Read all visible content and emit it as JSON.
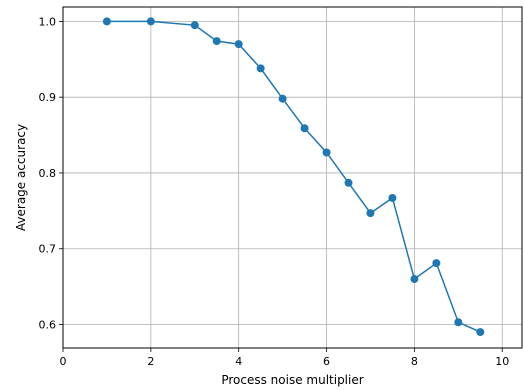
{
  "chart_data": {
    "type": "line",
    "title": "",
    "xlabel": "Process noise multiplier",
    "ylabel": "Average accuracy",
    "xlim": [
      0,
      10.45
    ],
    "ylim": [
      0.569,
      1.019
    ],
    "xticks": [
      0,
      2,
      4,
      6,
      8,
      10
    ],
    "xtick_labels": [
      "0",
      "2",
      "4",
      "6",
      "8",
      "10"
    ],
    "yticks": [
      0.6,
      0.7,
      0.8,
      0.9,
      1.0
    ],
    "ytick_labels": [
      "0.6",
      "0.7",
      "0.8",
      "0.9",
      "1.0"
    ],
    "grid": true,
    "series": [
      {
        "color": "#1f77b4",
        "marker": "circle",
        "x": [
          1.0,
          2.0,
          3.0,
          3.5,
          4.0,
          4.5,
          5.0,
          5.5,
          6.0,
          6.5,
          7.0,
          7.5,
          8.0,
          8.5,
          9.0,
          9.5
        ],
        "y": [
          1.0,
          1.0,
          0.995,
          0.974,
          0.97,
          0.938,
          0.898,
          0.859,
          0.827,
          0.787,
          0.747,
          0.767,
          0.66,
          0.681,
          0.603,
          0.59
        ]
      }
    ]
  }
}
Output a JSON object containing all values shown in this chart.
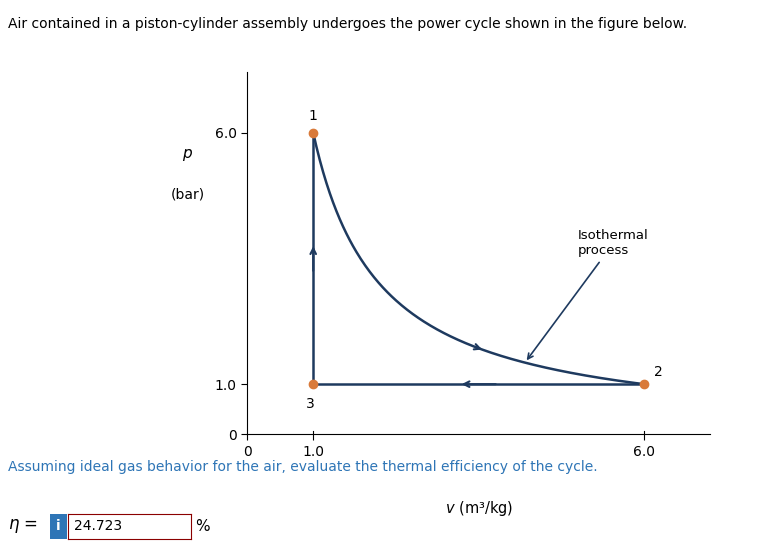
{
  "title": "Air contained in a piston-cylinder assembly undergoes the power cycle shown in the figure below.",
  "xlabel": "v (m³/kg)",
  "ylabel_line1": "p",
  "ylabel_line2": "(bar)",
  "point1": [
    1.0,
    6.0
  ],
  "point2": [
    6.0,
    1.0
  ],
  "point3": [
    1.0,
    1.0
  ],
  "point_color": "#d97a3a",
  "line_color": "#1e3a5f",
  "x_ticks": [
    0,
    1.0,
    6.0
  ],
  "y_ticks": [
    0,
    1.0,
    6.0
  ],
  "xlim": [
    0,
    7.0
  ],
  "ylim": [
    0,
    7.2
  ],
  "label1": "1",
  "label2": "2",
  "label3": "3",
  "isothermal_label": "Isothermal\nprocess",
  "annotation_text": "Assuming ideal gas behavior for the air, evaluate the thermal efficiency of the cycle.",
  "eta_label": "η =",
  "eta_value": "24.723",
  "eta_unit": "%",
  "text_color_blue": "#2e75b6",
  "text_color_dark": "#1e3a5f",
  "background_color": "#ffffff",
  "figsize": [
    7.72,
    5.57
  ],
  "dpi": 100
}
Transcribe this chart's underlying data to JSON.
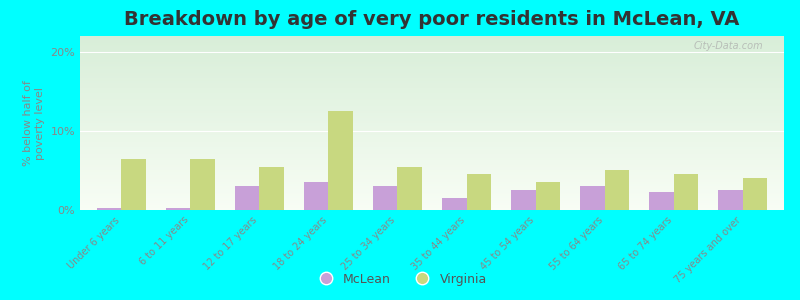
{
  "title": "Breakdown by age of very poor residents in McLean, VA",
  "categories": [
    "Under 6 years",
    "6 to 11 years",
    "12 to 17 years",
    "18 to 24 years",
    "25 to 34 years",
    "35 to 44 years",
    "45 to 54 years",
    "55 to 64 years",
    "65 to 74 years",
    "75 years and over"
  ],
  "mclean_values": [
    0.3,
    0.2,
    3.0,
    3.5,
    3.0,
    1.5,
    2.5,
    3.0,
    2.3,
    2.5
  ],
  "virginia_values": [
    6.5,
    6.5,
    5.5,
    12.5,
    5.5,
    4.5,
    3.5,
    5.0,
    4.5,
    4.0
  ],
  "mclean_color": "#c8a0d8",
  "virginia_color": "#c8d880",
  "background_color": "#00ffff",
  "grad_top": "#d8eed8",
  "grad_bot": "#f8fdf5",
  "title_fontsize": 14,
  "ylabel": "% below half of\npoverty level",
  "ylim": [
    0,
    22
  ],
  "yticks": [
    0,
    10,
    20
  ],
  "ytick_labels": [
    "0%",
    "10%",
    "20%"
  ],
  "bar_width": 0.35,
  "legend_labels": [
    "McLean",
    "Virginia"
  ],
  "watermark": "City-Data.com"
}
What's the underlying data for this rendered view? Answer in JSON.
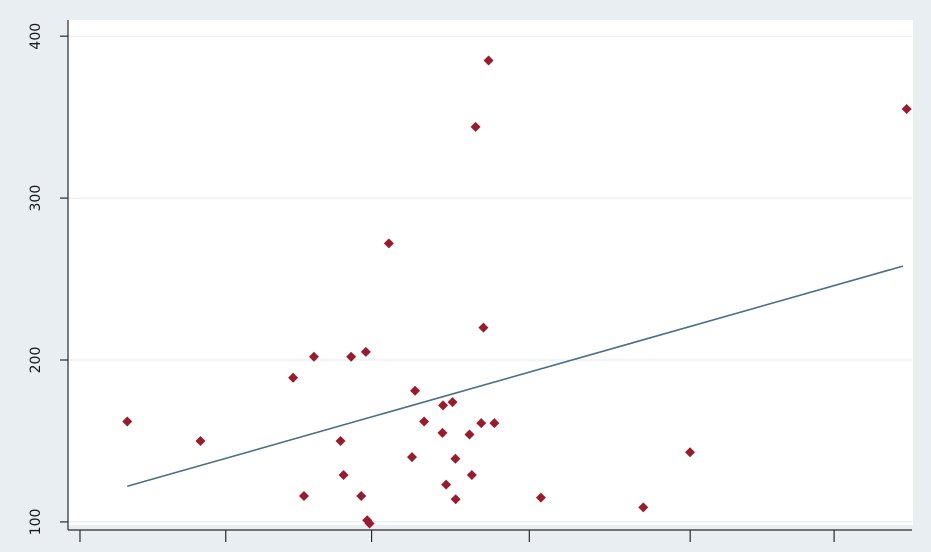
{
  "chart_data": {
    "type": "scatter",
    "title": "",
    "xlabel": "",
    "ylabel": "",
    "ylim": [
      95,
      410
    ],
    "xlim": [
      0,
      1
    ],
    "yticks": [
      100,
      200,
      300,
      400
    ],
    "yticklabels": [
      "100",
      "200",
      "300",
      "400"
    ],
    "grid": true,
    "legend": "none",
    "colors": {
      "marker": "#9b1b2a",
      "fit_line": "#4a6f86",
      "gridline": "#e3ebf0",
      "plot_bg": "#ffffff",
      "outer_bg": "#e8eef2",
      "axis": "#2a2a2a"
    },
    "series": [
      {
        "marker": "diamond",
        "x": [
          0.0702,
          0.157,
          0.2667,
          0.2914,
          0.2796,
          0.3229,
          0.3265,
          0.3355,
          0.3474,
          0.3529,
          0.3545,
          0.3573,
          0.3802,
          0.4112,
          0.4076,
          0.4219,
          0.4444,
          0.4437,
          0.448,
          0.4556,
          0.459,
          0.4593,
          0.4757,
          0.4785,
          0.4829,
          0.4896,
          0.4922,
          0.4983,
          0.5052,
          0.5603,
          0.6816,
          0.737,
          0.9937
        ],
        "y": [
          162,
          150,
          189,
          202,
          116,
          150,
          129,
          202,
          116,
          205,
          101,
          99,
          272,
          181,
          140,
          162,
          172,
          155,
          123,
          174,
          139,
          114,
          154,
          129,
          344,
          161,
          220,
          385,
          161,
          115,
          109,
          143,
          355
        ]
      }
    ],
    "fit_line": {
      "x": [
        0.0702,
        0.9892
      ],
      "y": [
        122,
        258
      ]
    }
  }
}
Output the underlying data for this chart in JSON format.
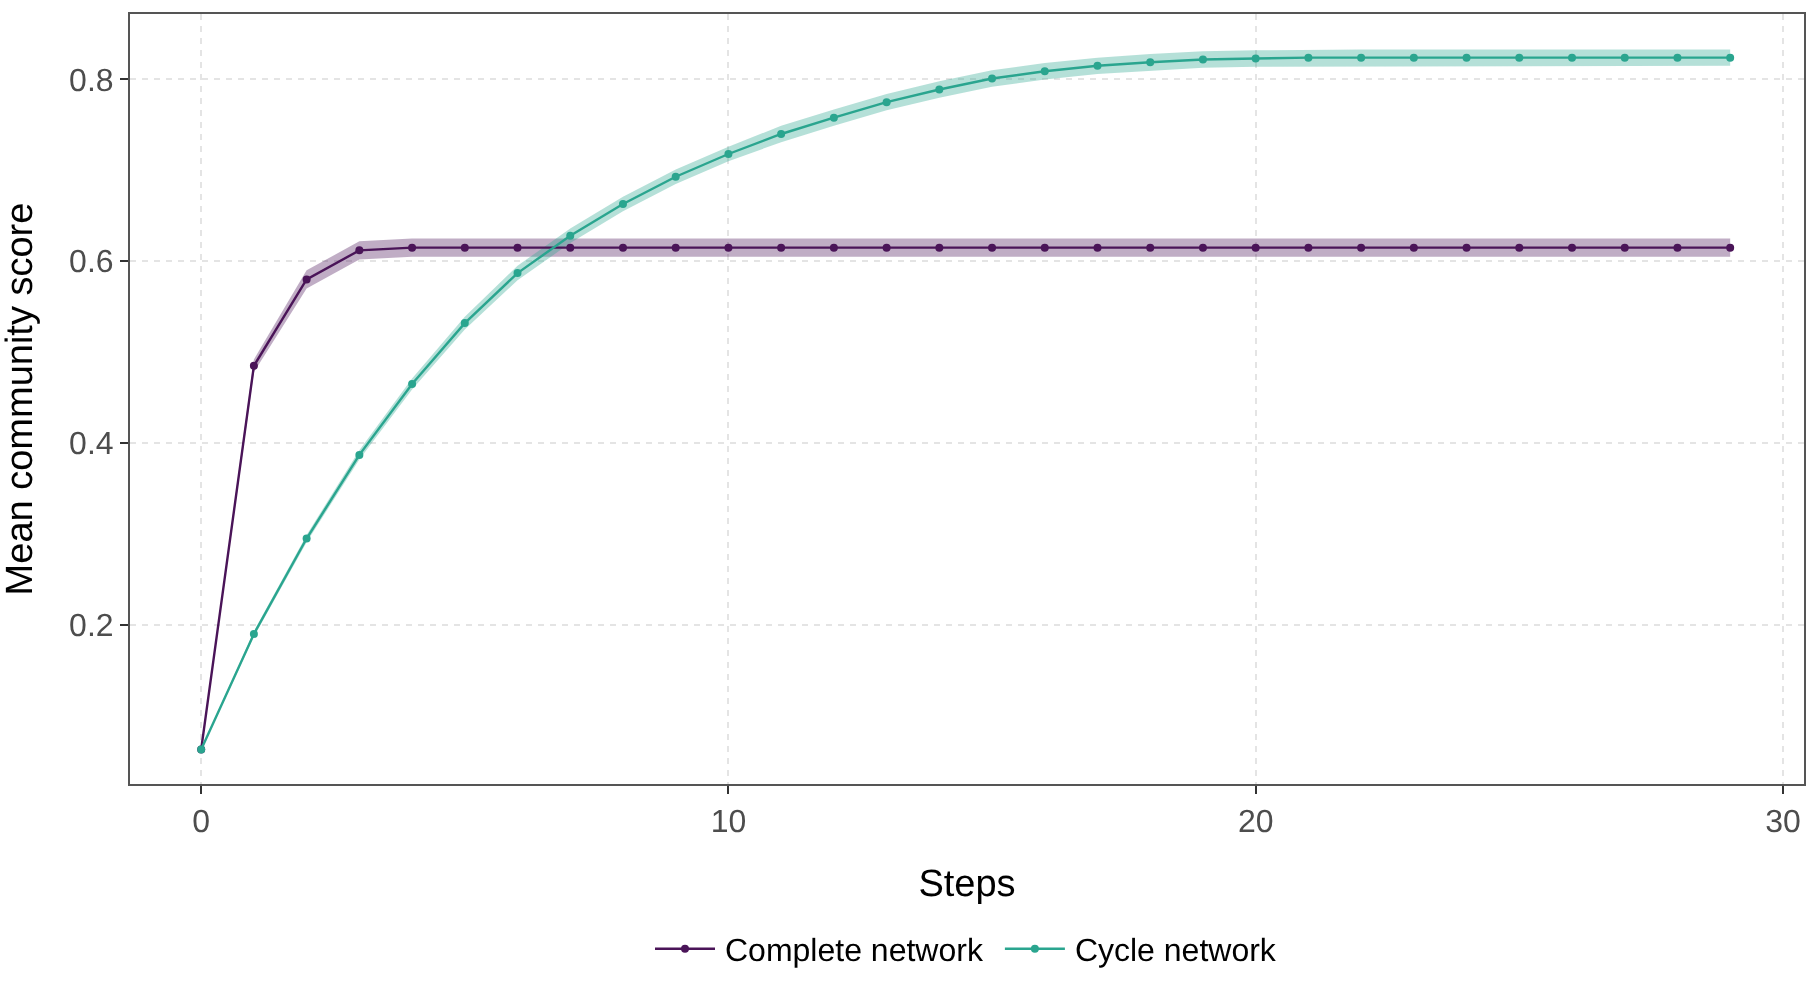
{
  "chart_data": {
    "type": "line",
    "xlabel": "Steps",
    "ylabel": "Mean community score",
    "x": [
      0,
      1,
      2,
      3,
      4,
      5,
      6,
      7,
      8,
      9,
      10,
      11,
      12,
      13,
      14,
      15,
      16,
      17,
      18,
      19,
      20,
      21,
      22,
      23,
      24,
      25,
      26,
      27,
      28,
      29
    ],
    "series": [
      {
        "name": "Complete network",
        "color": "#4a1458",
        "values": [
          0.063,
          0.485,
          0.58,
          0.612,
          0.615,
          0.615,
          0.615,
          0.615,
          0.615,
          0.615,
          0.615,
          0.615,
          0.615,
          0.615,
          0.615,
          0.615,
          0.615,
          0.615,
          0.615,
          0.615,
          0.615,
          0.615,
          0.615,
          0.615,
          0.615,
          0.615,
          0.615,
          0.615,
          0.615,
          0.615
        ],
        "lower": [
          0.062,
          0.478,
          0.57,
          0.602,
          0.605,
          0.605,
          0.605,
          0.605,
          0.605,
          0.605,
          0.605,
          0.605,
          0.605,
          0.605,
          0.605,
          0.605,
          0.605,
          0.605,
          0.605,
          0.605,
          0.605,
          0.605,
          0.605,
          0.605,
          0.605,
          0.605,
          0.605,
          0.605,
          0.605,
          0.605
        ],
        "upper": [
          0.064,
          0.492,
          0.59,
          0.622,
          0.625,
          0.625,
          0.625,
          0.625,
          0.625,
          0.625,
          0.625,
          0.625,
          0.625,
          0.625,
          0.625,
          0.625,
          0.625,
          0.625,
          0.625,
          0.625,
          0.625,
          0.625,
          0.625,
          0.625,
          0.625,
          0.625,
          0.625,
          0.625,
          0.625,
          0.625
        ]
      },
      {
        "name": "Cycle network",
        "color": "#2aa58f",
        "values": [
          0.063,
          0.19,
          0.295,
          0.387,
          0.465,
          0.532,
          0.587,
          0.628,
          0.663,
          0.693,
          0.718,
          0.74,
          0.758,
          0.775,
          0.789,
          0.801,
          0.809,
          0.815,
          0.819,
          0.822,
          0.823,
          0.824,
          0.824,
          0.824,
          0.824,
          0.824,
          0.824,
          0.824,
          0.824,
          0.824
        ],
        "lower": [
          0.062,
          0.187,
          0.291,
          0.382,
          0.459,
          0.525,
          0.579,
          0.62,
          0.655,
          0.685,
          0.71,
          0.731,
          0.749,
          0.766,
          0.78,
          0.792,
          0.8,
          0.806,
          0.81,
          0.813,
          0.814,
          0.815,
          0.815,
          0.815,
          0.815,
          0.815,
          0.815,
          0.815,
          0.815,
          0.815
        ],
        "upper": [
          0.064,
          0.193,
          0.299,
          0.392,
          0.471,
          0.539,
          0.595,
          0.636,
          0.671,
          0.701,
          0.726,
          0.749,
          0.767,
          0.784,
          0.798,
          0.81,
          0.818,
          0.824,
          0.828,
          0.831,
          0.832,
          0.833,
          0.833,
          0.833,
          0.833,
          0.833,
          0.833,
          0.833,
          0.833,
          0.833
        ]
      }
    ],
    "xlim": [
      -1.35,
      30.4
    ],
    "xticks": [
      0,
      10,
      20,
      30
    ],
    "ylim": [
      0.025,
      0.872
    ],
    "yticks": [
      0.2,
      0.4,
      0.6,
      0.8
    ],
    "grid": true,
    "legend": "bottom",
    "marker": "circle",
    "line_style": "solid"
  }
}
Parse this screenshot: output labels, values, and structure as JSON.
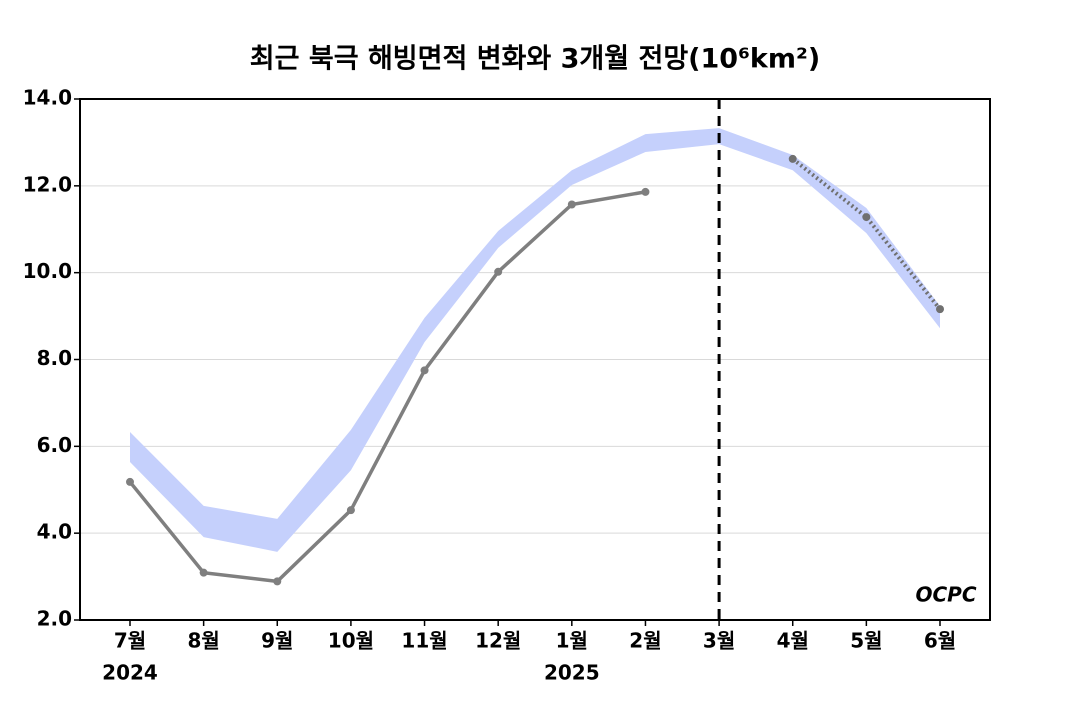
{
  "chart_data": {
    "type": "line",
    "title": "최근 북극 해빙면적 변화와 3개월 전망(10⁶km²)",
    "categories": [
      "7월",
      "8월",
      "9월",
      "10월",
      "11월",
      "12월",
      "1월",
      "2월",
      "3월",
      "4월",
      "5월",
      "6월"
    ],
    "x_sublabels": [
      "2024",
      null,
      null,
      null,
      null,
      null,
      "2025",
      null,
      null,
      null,
      null,
      null
    ],
    "series": [
      {
        "color": "#7f7f7f",
        "style": "solid",
        "values": [
          5.18,
          3.09,
          2.89,
          4.53,
          7.75,
          10.02,
          11.57,
          11.86,
          null,
          null,
          null,
          null
        ]
      },
      {
        "color": "#707070",
        "style": "dotted",
        "values": [
          null,
          null,
          null,
          null,
          null,
          null,
          null,
          null,
          null,
          12.62,
          11.28,
          9.16
        ]
      }
    ],
    "band": {
      "color": "#c5d0fc",
      "upper": [
        6.33,
        4.63,
        4.33,
        6.38,
        8.96,
        10.96,
        12.36,
        13.19,
        13.33,
        12.71,
        11.49,
        9.23
      ],
      "lower": [
        5.64,
        3.91,
        3.57,
        5.45,
        8.4,
        10.57,
        12.02,
        12.78,
        12.96,
        12.36,
        10.91,
        8.72
      ]
    },
    "vline": "3월",
    "ylim": [
      2,
      14
    ],
    "yticks": [
      {
        "value": 2,
        "label": "2.0"
      },
      {
        "value": 4,
        "label": "4.0"
      },
      {
        "value": 6,
        "label": "6.0"
      },
      {
        "value": 8,
        "label": "8.0"
      },
      {
        "value": 10,
        "label": "10.0"
      },
      {
        "value": 12,
        "label": "12.0"
      },
      {
        "value": 14,
        "label": "14.0"
      }
    ],
    "grid": true,
    "logo": "OCPC"
  }
}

═══

_Written problem:_ Gather each line of the listing containing the word "JSON" and show it.

_Solution to the exercise:_
Read all visible content and emit it as JSON.
Output a JSON object containing all values shown in this chart.
Transcribe this chart's underlying data to JSON.
What's the underlying data for this rendered view? Answer in JSON.
Output the underlying data for this chart in JSON format.
Parse this screenshot: output labels, values, and structure as JSON.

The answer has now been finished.